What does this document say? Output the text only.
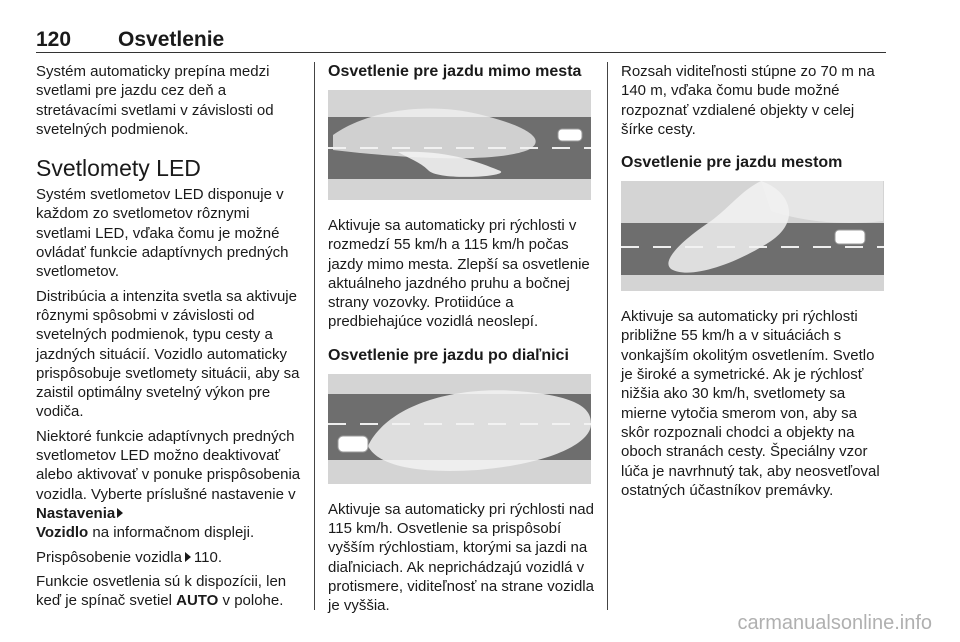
120 Osvetlenie

Systém automaticky prepína medzi svetlami pre jazdu cez deň a stretávacími svetlami v závislosti od svetelných podmienok.

Svetlomety LED

Systém svetlometov LED disponuje v každom zo svetlometov rôznymi svetlami LED, vďaka čomu je možné ovládať funkcie adaptívnych predných svetlometov.

Distribúcia a intenzita svetla sa aktivuje rôznymi spôsobmi v závislosti od svetelných podmienok, typu cesty a jazdných situácií. Vozidlo automaticky prispôsobuje svetlomety situácii, aby sa zaistil optimálny svetelný výkon pre vodiča.

Niektoré funkcie adaptívnych predných svetlometov LED možno deaktivovať alebo aktivovať v ponuke prispôsobenia vozidla. Vyberte príslušné nastavenie v Nastavenia
Vozidlo na informačnom displeji.

Prispôsobenie vozidla 110.

Funkcie osvetlenia sú k dispozícii, len keď je spínač svetiel AUTO v polohe.

Osvetlenie pre jazdu mimo mesta

Aktivuje sa automaticky pri rýchlosti v rozmedzí 55 km/h a 115 km/h počas jazdy mimo mesta. Zlepší sa osvetlenie aktuálneho jazdného pruhu a bočnej strany vozovky. Protiidúce a predbiehajúce vozidlá neoslepí.

Osvetlenie pre jazdu po diaľnici

Aktivuje sa automaticky pri rýchlosti nad 115 km/h. Osvetlenie sa prispôsobí vyšším rýchlostiam, ktorými sa jazdi na diaľniciach. Ak neprichádzajú vozidlá v protismere, viditeľnosť na strane vozidla je vyššia.

Rozsah viditeľnosti stúpne zo 70 m na 140 m, vďaka čomu bude možné rozpoznať vzdialené objekty v celej šírke cesty.

Osvetlenie pre jazdu mestom

Aktivuje sa automaticky pri rýchlosti približne 55 km/h a v situáciách s vonkajším okolitým osvetlením. Svetlo je široké a symetrické. Ak je rýchlosť nižšia ako 30 km/h, svetlomety sa mierne vytočia smerom von, aby sa skôr rozpoznali chodci a objekty na oboch stranách cesty. Špeciálny vzor lúča je navrhnutý tak, aby neosvetľoval ostatných účastníkov premávky.

carmanualsonline.info
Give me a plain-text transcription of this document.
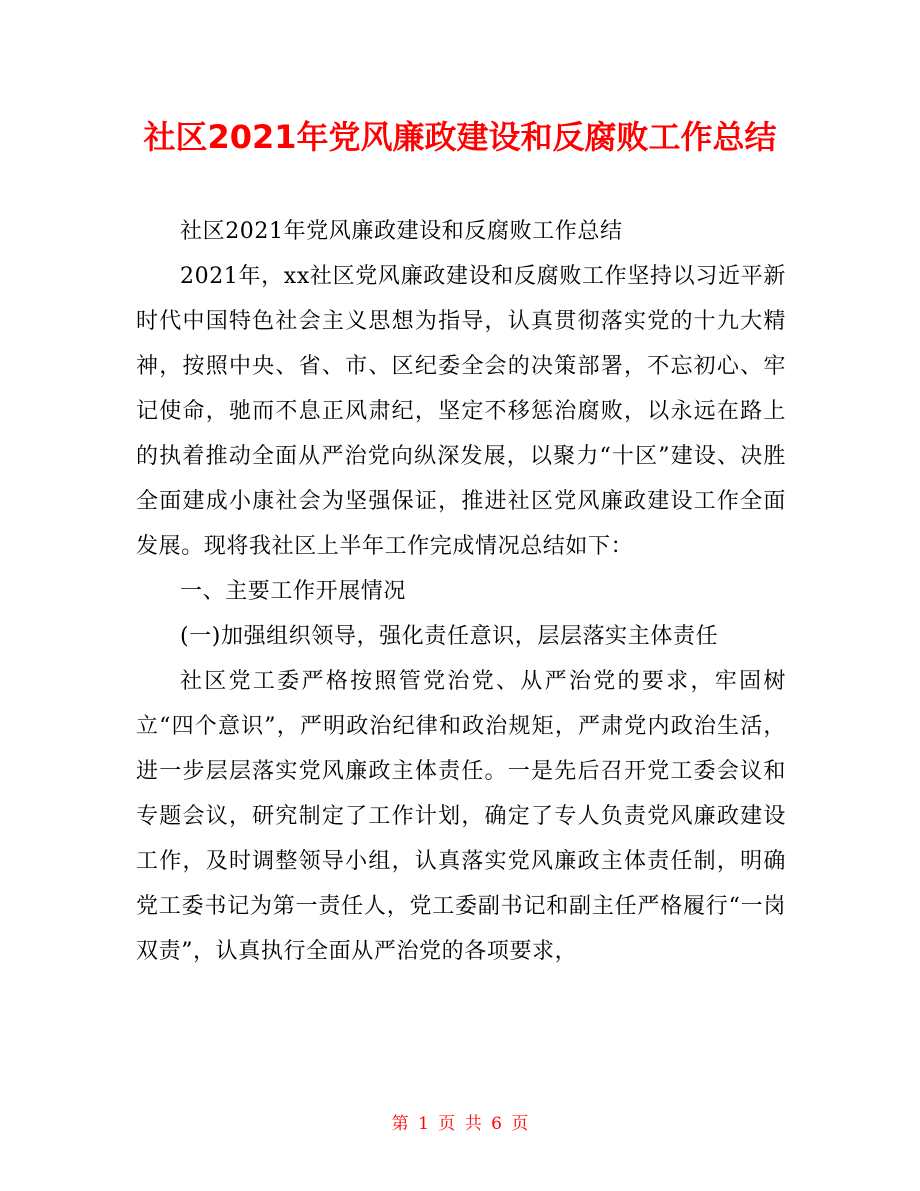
社区2021年党风廉政建设和反腐败工作总结

社区2021年党风廉政建设和反腐败工作总结

2021年，xx社区党风廉政建设和反腐败工作坚持以习近平新时代中国特色社会主义思想为指导，认真贯彻落实党的十九大精神，按照中央、省、市、区纪委全会的决策部署，不忘初心、牢记使命，驰而不息正风肃纪，坚定不移惩治腐败，以永远在路上的执着推动全面从严治党向纵深发展，以聚力“十区”建设、决胜全面建成小康社会为坚强保证，推进社区党风廉政建设工作全面发展。现将我社区上半年工作完成情况总结如下：

一、主要工作开展情况

(一)加强组织领导，强化责任意识，层层落实主体责任

社区党工委严格按照管党治党、从严治党的要求，牢固树立“四个意识”，严明政治纪律和政治规矩，严肃党内政治生活，进一步层层落实党风廉政主体责任。一是先后召开党工委会议和专题会议，研究制定了工作计划，确定了专人负责党风廉政建设工作，及时调整领导小组，认真落实党风廉政主体责任制，明确党工委书记为第一责任人，党工委副书记和副主任严格履行“一岗双责”，认真执行全面从严治党的各项要求，

第 1 页 共 6 页
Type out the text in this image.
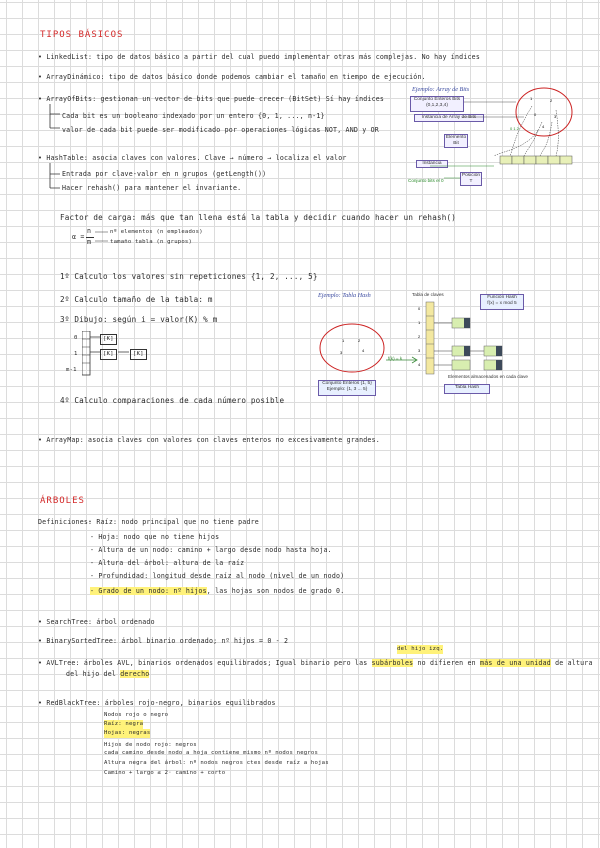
TIPOS BÁSICOS
• LinkedList: tipo de datos básico a partir del cual puedo implementar otras más complejas. No hay índices
• ArrayDinámico: tipo de datos básico donde podemos cambiar el tamaño en tiempo de ejecución.
• ArrayOfBits: gestionan un vector de bits que puede crecer (BitSet) Sí hay índices
Cada bit es un booleano indexado por un entero {0, 1, ..., n-1}
valor de cada bit puede ser modificado por operaciones lógicas NOT, AND y OR
• HashTable: asocia claves con valores. Clave → número → localiza el valor
Entrada por clave-valor en n grupos (getLength())
Hacer rehash() para mantener el invariante.
Factor de carga: más que tan llena está la tabla y decidir cuando hacer un rehash()
α =
n
m
nº elementos (n empleados)
tamaño tabla (n grupos)
1º Calculo los valores sin repeticiones {1, 2, ..., 5}
2º Calculo tamaño de la tabla: m
3º Dibujo: según i = valor(K) % m
0
1
m-1
[K]
[K]	[K]
4º Calculo comparaciones de cada número posible
• ArrayMap: asocia claves con valores con claves enteros no excesivamente grandes.
Ejemplo: Array de Bits
Conjunto Enteros Bits (0,1,2,3,4)
Instancia de Array de Bits
Elemento Bit
Instancia
Posición T
Conjunto bits el 0
1	2
0	3
4
0 1 2
Ejemplo: Tabla Hash	Tabla de claves
Función Hash
f(x) = x mod 5
f(k) = k
Conjunto Enteros {1, 5}
Ejemplo: {1, 3 ... 5}
Elementos almacenados en cada clave
Tabla Hash
1	2
3	4
0
1
2
3
4
ÁRBOLES
Definiciones:
- Raíz: nodo principal que no tiene padre
- Hoja: nodo que no tiene hijos
- Altura de un nodo: camino + largo desde nodo hasta hoja.
- Altura del árbol: altura de la raíz
- Profundidad: longitud desde raíz al nodo (nivel de un nodo)
- Grado de un nodo: nº hijos, las hojas son nodos de grado 0.
• SearchTree: árbol ordenado
• BinarySortedTree: árbol binario ordenado; nº hijos = 0 - 2
del hijo izq.
• AVLTree: árboles AVL, binarios ordenados equilibrados; Igual binario pero las subárboles no difieren en más de una unidad de altura
del hijo del derecho
• RedBlackTree: árboles rojo-negro, binarios equilibrados
Nodos rojo o negro
Raíz: negra
Hojas: negras
Hijos de nodo rojo: negros
cada camino desde nodo a hoja contiene mismo nº nodos negros
Altura negra del árbol: nº nodos negros ctes desde raíz a hojas
Camino + largo ≤ 2· camino + corto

* * * * *

> [What the task asks] Could you reproduce every record above exactly, leaving out the pictures?

> [Response for this exercise]
What does this document say? Output the text only.
120 Osvetlenie

Systém automaticky prepína medzi svetlami pre jazdu cez deň a stretávacími svetlami v závislosti od svetelných podmienok.

Svetlomety LED

Systém svetlometov LED disponuje v každom zo svetlometov rôznymi svetlami LED, vďaka čomu je možné ovládať funkcie adaptívnych predných svetlometov.

Distribúcia a intenzita svetla sa aktivuje rôznymi spôsobmi v závislosti od svetelných podmienok, typu cesty a jazdných situácií. Vozidlo automaticky prispôsobuje svetlomety situácii, aby sa zaistil optimálny svetelný výkon pre vodiča.

Niektoré funkcie adaptívnych predných svetlometov LED možno deaktivovať alebo aktivovať v ponuke prispôsobenia vozidla. Vyberte príslušné nastavenie v Nastavenia
Vozidlo na informačnom displeji.

Prispôsobenie vozidla 110.

Funkcie osvetlenia sú k dispozícii, len keď je spínač svetiel AUTO v polohe.

Osvetlenie pre jazdu mimo mesta

Aktivuje sa automaticky pri rýchlosti v rozmedzí 55 km/h a 115 km/h počas jazdy mimo mesta. Zlepší sa osvetlenie aktuálneho jazdného pruhu a bočnej strany vozovky. Protiidúce a predbiehajúce vozidlá neoslepí.

Osvetlenie pre jazdu po diaľnici

Aktivuje sa automaticky pri rýchlosti nad 115 km/h. Osvetlenie sa prispôsobí vyšším rýchlostiam, ktorými sa jazdi na diaľniciach. Ak neprichádzajú vozidlá v protismere, viditeľnosť na strane vozidla je vyššia.

Rozsah viditeľnosti stúpne zo 70 m na 140 m, vďaka čomu bude možné rozpoznať vzdialené objekty v celej šírke cesty.

Osvetlenie pre jazdu mestom

Aktivuje sa automaticky pri rýchlosti približne 55 km/h a v situáciách s vonkajším okolitým osvetlením. Svetlo je široké a symetrické. Ak je rýchlosť nižšia ako 30 km/h, svetlomety sa mierne vytočia smerom von, aby sa skôr rozpoznali chodci a objekty na oboch stranách cesty. Špeciálny vzor lúča je navrhnutý tak, aby neosvetľoval ostatných účastníkov premávky.

carmanualsonline.info
Give me a plain-text transcription of this document.
社区2021年党风廉政建设和反腐败工作总结

社区2021年党风廉政建设和反腐败工作总结

2021年，xx社区党风廉政建设和反腐败工作坚持以习近平新时代中国特色社会主义思想为指导，认真贯彻落实党的十九大精神，按照中央、省、市、区纪委全会的决策部署，不忘初心、牢记使命，驰而不息正风肃纪，坚定不移惩治腐败，以永远在路上的执着推动全面从严治党向纵深发展，以聚力“十区”建设、决胜全面建成小康社会为坚强保证，推进社区党风廉政建设工作全面发展。现将我社区上半年工作完成情况总结如下：

一、主要工作开展情况

(一)加强组织领导，强化责任意识，层层落实主体责任

社区党工委严格按照管党治党、从严治党的要求，牢固树立“四个意识”，严明政治纪律和政治规矩，严肃党内政治生活，进一步层层落实党风廉政主体责任。一是先后召开党工委会议和专题会议，研究制定了工作计划，确定了专人负责党风廉政建设工作，及时调整领导小组，认真落实党风廉政主体责任制，明确党工委书记为第一责任人，党工委副书记和副主任严格履行“一岗双责”，认真执行全面从严治党的各项要求，

第 1 页 共 6 页
Type out the text in this image.
TIPOS BÁSICOS
• LinkedList: tipo de datos básico a partir del cual puedo implementar otras más complejas. No hay índices
• ArrayDinámico: tipo de datos básico donde podemos cambiar el tamaño en tiempo de ejecución.
• ArrayOfBits: gestionan un vector de bits que puede crecer (BitSet) Sí hay índices
Cada bit es un booleano indexado por un entero {0, 1, ..., n-1}
valor de cada bit puede ser modificado por operaciones lógicas NOT, AND y OR
• HashTable: asocia claves con valores. Clave → número → localiza el valor
Entrada por clave-valor en n grupos (getLength())
Hacer rehash() para mantener el invariante.
Factor de carga: más que tan llena está la tabla y decidir cuando hacer un rehash()
α =
n
m
nº elementos (n empleados)
tamaño tabla (n grupos)
1º Calculo los valores sin repeticiones {1, 2, ..., 5}
2º Calculo tamaño de la tabla: m
3º Dibujo: según i = valor(K) % m
0
1
m-1
[K]
[K]	[K]
4º Calculo comparaciones de cada número posible
• ArrayMap: asocia claves con valores con claves enteros no excesivamente grandes.
Ejemplo: Array de Bits
Conjunto Enteros Bits (0,1,2,3,4)
Instancia de Array de Bits
Elemento Bit
Instancia
Posición T
Conjunto bits el 0
1	2
0	3
4
0 1 2
Ejemplo: Tabla Hash	Tabla de claves
Función Hash
f(x) = x mod 5
f(k) = k
Conjunto Enteros {1, 5}
Ejemplo: {1, 3 ... 5}
Elementos almacenados en cada clave
Tabla Hash
1	2
3	4
0
1
2
3
4
ÁRBOLES
Definiciones:
- Raíz: nodo principal que no tiene padre
- Hoja: nodo que no tiene hijos
- Altura de un nodo: camino + largo desde nodo hasta hoja.
- Altura del árbol: altura de la raíz
- Profundidad: longitud desde raíz al nodo (nivel de un nodo)
- Grado de un nodo: nº hijos, las hojas son nodos de grado 0.
• SearchTree: árbol ordenado
• BinarySortedTree: árbol binario ordenado; nº hijos = 0 - 2
del hijo izq.
• AVLTree: árboles AVL, binarios ordenados equilibrados; Igual binario pero las subárboles no difieren en más de una unidad de altura
del hijo del derecho
• RedBlackTree: árboles rojo-negro, binarios equilibrados
Nodos rojo o negro
Raíz: negra
Hojas: negras
Hijos de nodo rojo: negros
cada camino desde nodo a hoja contiene mismo nº nodos negros
Altura negra del árbol: nº nodos negros ctes desde raíz a hojas
Camino + largo ≤ 2· camino + corto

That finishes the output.